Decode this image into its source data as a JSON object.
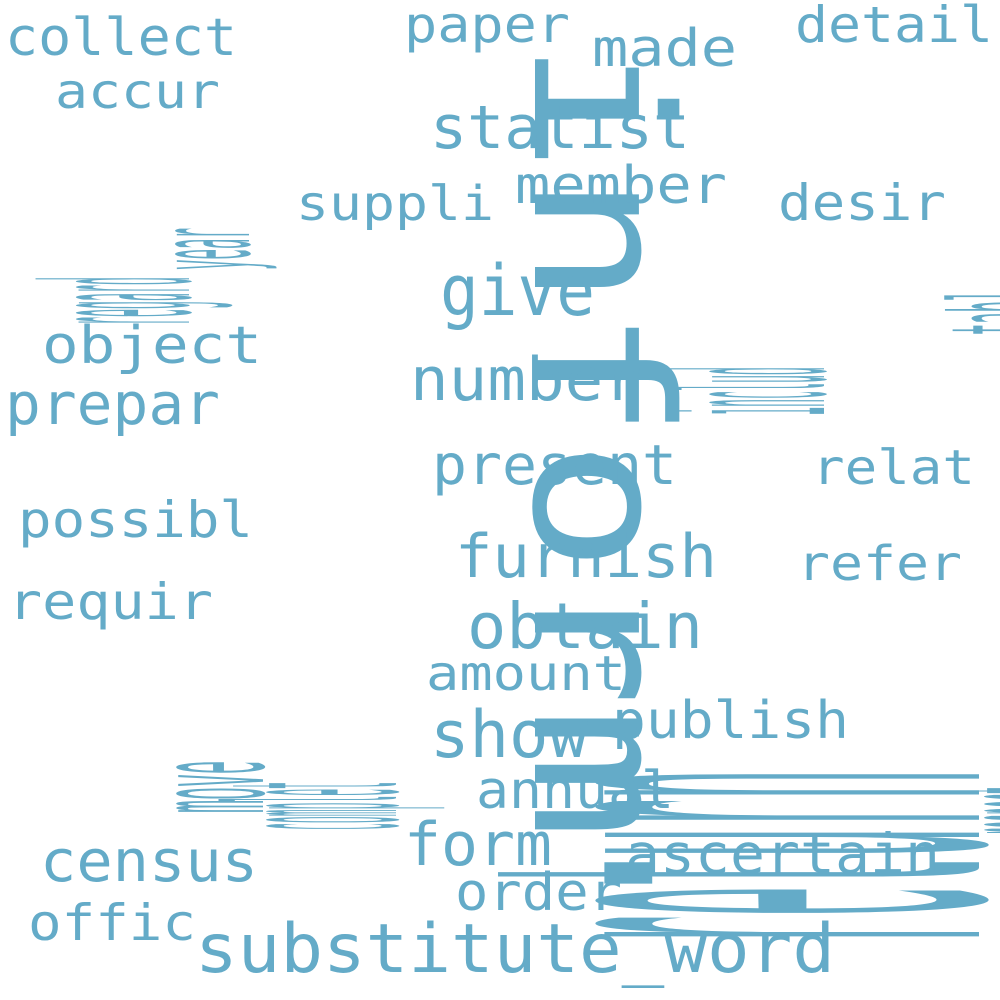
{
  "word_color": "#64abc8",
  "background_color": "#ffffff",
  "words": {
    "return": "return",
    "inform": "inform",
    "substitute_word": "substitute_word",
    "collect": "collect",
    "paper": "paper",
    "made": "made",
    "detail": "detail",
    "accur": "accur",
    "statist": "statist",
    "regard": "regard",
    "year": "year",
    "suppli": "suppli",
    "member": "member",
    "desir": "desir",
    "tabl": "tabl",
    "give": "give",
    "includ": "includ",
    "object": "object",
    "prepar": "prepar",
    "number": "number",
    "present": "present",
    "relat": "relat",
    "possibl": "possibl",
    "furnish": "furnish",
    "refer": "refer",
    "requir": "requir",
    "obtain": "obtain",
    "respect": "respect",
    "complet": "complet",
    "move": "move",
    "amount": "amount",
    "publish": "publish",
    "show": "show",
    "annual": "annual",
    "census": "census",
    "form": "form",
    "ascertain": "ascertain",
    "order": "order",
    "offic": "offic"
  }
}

Set task:
What you return should match the records above word for word, minus the pictures.

Finished exercise:
Decode this image into its source data as a JSON object.
{
  "word_color": "#64abc8",
  "background_color": "#ffffff",
  "words": {
    "return": "return",
    "inform": "inform",
    "substitute_word": "substitute_word",
    "collect": "collect",
    "paper": "paper",
    "made": "made",
    "detail": "detail",
    "accur": "accur",
    "statist": "statist",
    "regard": "regard",
    "year": "year",
    "suppli": "suppli",
    "member": "member",
    "desir": "desir",
    "tabl": "tabl",
    "give": "give",
    "includ": "includ",
    "object": "object",
    "prepar": "prepar",
    "number": "number",
    "present": "present",
    "relat": "relat",
    "possibl": "possibl",
    "furnish": "furnish",
    "refer": "refer",
    "requir": "requir",
    "obtain": "obtain",
    "respect": "respect",
    "complet": "complet",
    "move": "move",
    "amount": "amount",
    "publish": "publish",
    "show": "show",
    "annual": "annual",
    "census": "census",
    "form": "form",
    "ascertain": "ascertain",
    "order": "order",
    "offic": "offic"
  }
}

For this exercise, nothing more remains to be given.